==== Stored rows
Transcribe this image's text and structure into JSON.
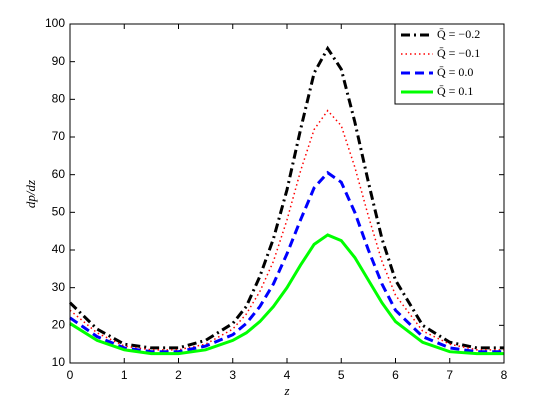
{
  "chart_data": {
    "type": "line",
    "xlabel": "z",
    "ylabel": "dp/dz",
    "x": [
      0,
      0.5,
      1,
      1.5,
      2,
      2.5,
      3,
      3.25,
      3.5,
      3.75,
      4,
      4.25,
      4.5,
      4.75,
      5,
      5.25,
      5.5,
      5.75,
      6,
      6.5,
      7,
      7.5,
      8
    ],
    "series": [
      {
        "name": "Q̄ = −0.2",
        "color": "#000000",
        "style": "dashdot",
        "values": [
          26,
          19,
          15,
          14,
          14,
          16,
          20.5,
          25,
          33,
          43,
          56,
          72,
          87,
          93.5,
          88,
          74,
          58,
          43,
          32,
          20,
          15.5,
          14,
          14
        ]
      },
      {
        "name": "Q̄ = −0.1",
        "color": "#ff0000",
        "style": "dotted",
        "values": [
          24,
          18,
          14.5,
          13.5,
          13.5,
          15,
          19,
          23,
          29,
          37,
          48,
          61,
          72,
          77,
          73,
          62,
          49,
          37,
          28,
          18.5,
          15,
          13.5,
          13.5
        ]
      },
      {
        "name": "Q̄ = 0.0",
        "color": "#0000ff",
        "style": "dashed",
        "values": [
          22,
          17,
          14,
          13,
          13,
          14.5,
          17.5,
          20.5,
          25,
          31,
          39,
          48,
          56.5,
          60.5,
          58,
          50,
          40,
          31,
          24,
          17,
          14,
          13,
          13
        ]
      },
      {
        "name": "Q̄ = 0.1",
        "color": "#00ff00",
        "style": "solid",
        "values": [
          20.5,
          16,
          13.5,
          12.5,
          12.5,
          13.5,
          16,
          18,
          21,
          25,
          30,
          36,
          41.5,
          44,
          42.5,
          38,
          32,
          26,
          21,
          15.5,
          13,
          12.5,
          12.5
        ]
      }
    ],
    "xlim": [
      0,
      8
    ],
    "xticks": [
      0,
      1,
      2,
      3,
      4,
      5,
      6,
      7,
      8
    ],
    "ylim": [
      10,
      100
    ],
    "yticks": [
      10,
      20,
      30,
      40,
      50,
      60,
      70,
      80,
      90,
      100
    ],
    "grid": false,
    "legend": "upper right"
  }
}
========
==== Stored rows
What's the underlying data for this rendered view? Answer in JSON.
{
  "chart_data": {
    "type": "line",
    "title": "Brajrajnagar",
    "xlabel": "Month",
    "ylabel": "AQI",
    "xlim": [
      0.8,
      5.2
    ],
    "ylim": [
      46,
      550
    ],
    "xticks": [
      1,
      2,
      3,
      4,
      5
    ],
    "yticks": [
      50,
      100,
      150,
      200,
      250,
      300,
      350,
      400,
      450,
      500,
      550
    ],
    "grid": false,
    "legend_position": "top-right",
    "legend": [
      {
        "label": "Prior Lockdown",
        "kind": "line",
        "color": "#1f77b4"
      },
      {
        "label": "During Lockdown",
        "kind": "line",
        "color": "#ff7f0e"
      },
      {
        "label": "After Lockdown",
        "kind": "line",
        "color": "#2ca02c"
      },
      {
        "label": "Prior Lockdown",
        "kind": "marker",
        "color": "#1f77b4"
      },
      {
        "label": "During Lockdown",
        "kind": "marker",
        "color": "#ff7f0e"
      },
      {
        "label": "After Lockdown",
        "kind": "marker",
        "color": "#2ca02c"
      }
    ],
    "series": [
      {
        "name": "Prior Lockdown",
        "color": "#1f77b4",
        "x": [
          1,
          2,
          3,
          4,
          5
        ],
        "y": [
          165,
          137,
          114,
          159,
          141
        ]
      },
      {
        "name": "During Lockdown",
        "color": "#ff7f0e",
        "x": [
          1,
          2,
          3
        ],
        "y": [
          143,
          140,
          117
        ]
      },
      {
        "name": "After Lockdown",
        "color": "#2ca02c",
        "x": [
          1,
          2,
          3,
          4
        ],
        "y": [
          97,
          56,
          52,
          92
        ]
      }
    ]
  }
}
========
==== Stored rows
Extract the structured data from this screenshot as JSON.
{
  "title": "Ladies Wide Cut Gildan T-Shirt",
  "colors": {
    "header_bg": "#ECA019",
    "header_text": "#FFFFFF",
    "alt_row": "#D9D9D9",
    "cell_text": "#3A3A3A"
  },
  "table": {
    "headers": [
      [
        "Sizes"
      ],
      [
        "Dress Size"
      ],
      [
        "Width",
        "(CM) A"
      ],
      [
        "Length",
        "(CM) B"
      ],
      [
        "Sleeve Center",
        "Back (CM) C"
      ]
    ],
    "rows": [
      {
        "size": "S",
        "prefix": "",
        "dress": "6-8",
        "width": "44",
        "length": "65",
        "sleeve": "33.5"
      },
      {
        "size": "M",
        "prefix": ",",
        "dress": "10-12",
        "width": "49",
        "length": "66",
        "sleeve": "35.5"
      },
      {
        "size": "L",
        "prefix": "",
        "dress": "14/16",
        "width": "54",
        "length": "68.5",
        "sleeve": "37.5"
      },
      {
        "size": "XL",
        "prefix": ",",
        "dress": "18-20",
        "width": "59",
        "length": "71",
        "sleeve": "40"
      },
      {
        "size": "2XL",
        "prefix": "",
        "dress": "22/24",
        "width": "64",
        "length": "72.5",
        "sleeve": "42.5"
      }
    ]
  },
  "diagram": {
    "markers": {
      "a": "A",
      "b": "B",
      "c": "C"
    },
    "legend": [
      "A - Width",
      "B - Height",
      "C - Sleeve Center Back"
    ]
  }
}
========
Copy out all lines from the material above that contain the string "right".

■ **Answer below**:
    "legend": "upper right"
    "legend_position": "top-right",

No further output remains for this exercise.